(Instructions to follow): Skip the pictures. Transcribe the rest of the data below without changing a word.

## Start

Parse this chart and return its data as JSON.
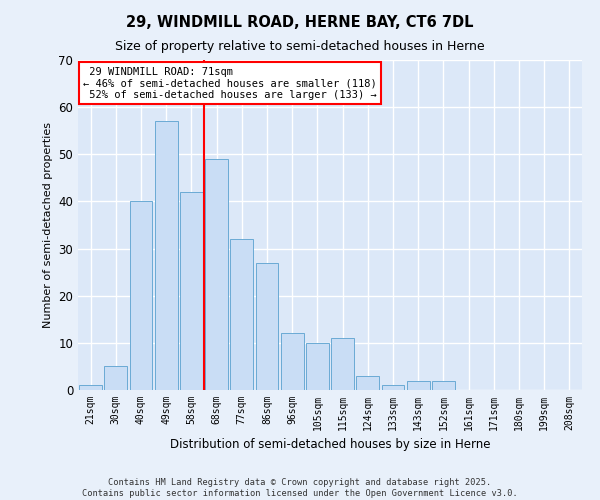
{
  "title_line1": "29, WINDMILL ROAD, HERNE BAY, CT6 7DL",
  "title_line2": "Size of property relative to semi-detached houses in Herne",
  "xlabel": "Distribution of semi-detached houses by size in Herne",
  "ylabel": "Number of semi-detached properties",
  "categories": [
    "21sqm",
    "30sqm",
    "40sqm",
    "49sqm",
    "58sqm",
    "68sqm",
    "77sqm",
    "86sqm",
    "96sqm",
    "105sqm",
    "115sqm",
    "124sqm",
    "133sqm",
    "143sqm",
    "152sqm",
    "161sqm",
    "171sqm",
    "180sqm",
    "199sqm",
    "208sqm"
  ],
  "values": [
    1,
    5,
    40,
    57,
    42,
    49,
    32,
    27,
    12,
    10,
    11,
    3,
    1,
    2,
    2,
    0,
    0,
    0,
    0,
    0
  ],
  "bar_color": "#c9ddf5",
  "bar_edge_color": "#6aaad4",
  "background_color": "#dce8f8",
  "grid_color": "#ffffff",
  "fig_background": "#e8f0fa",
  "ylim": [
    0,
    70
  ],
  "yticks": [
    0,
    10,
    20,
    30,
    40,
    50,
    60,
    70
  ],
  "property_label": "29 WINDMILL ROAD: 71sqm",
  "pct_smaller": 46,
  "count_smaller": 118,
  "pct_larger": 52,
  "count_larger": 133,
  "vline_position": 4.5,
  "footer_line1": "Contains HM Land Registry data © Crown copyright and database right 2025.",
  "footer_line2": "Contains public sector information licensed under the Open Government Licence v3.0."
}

## End

(Reply to the task):
Parse this chart and return its data as JSON.
{
  "title_line1": "29, WINDMILL ROAD, HERNE BAY, CT6 7DL",
  "title_line2": "Size of property relative to semi-detached houses in Herne",
  "xlabel": "Distribution of semi-detached houses by size in Herne",
  "ylabel": "Number of semi-detached properties",
  "categories": [
    "21sqm",
    "30sqm",
    "40sqm",
    "49sqm",
    "58sqm",
    "68sqm",
    "77sqm",
    "86sqm",
    "96sqm",
    "105sqm",
    "115sqm",
    "124sqm",
    "133sqm",
    "143sqm",
    "152sqm",
    "161sqm",
    "171sqm",
    "180sqm",
    "199sqm",
    "208sqm"
  ],
  "values": [
    1,
    5,
    40,
    57,
    42,
    49,
    32,
    27,
    12,
    10,
    11,
    3,
    1,
    2,
    2,
    0,
    0,
    0,
    0,
    0
  ],
  "bar_color": "#c9ddf5",
  "bar_edge_color": "#6aaad4",
  "background_color": "#dce8f8",
  "grid_color": "#ffffff",
  "fig_background": "#e8f0fa",
  "ylim": [
    0,
    70
  ],
  "yticks": [
    0,
    10,
    20,
    30,
    40,
    50,
    60,
    70
  ],
  "property_label": "29 WINDMILL ROAD: 71sqm",
  "pct_smaller": 46,
  "count_smaller": 118,
  "pct_larger": 52,
  "count_larger": 133,
  "vline_position": 4.5,
  "footer_line1": "Contains HM Land Registry data © Crown copyright and database right 2025.",
  "footer_line2": "Contains public sector information licensed under the Open Government Licence v3.0."
}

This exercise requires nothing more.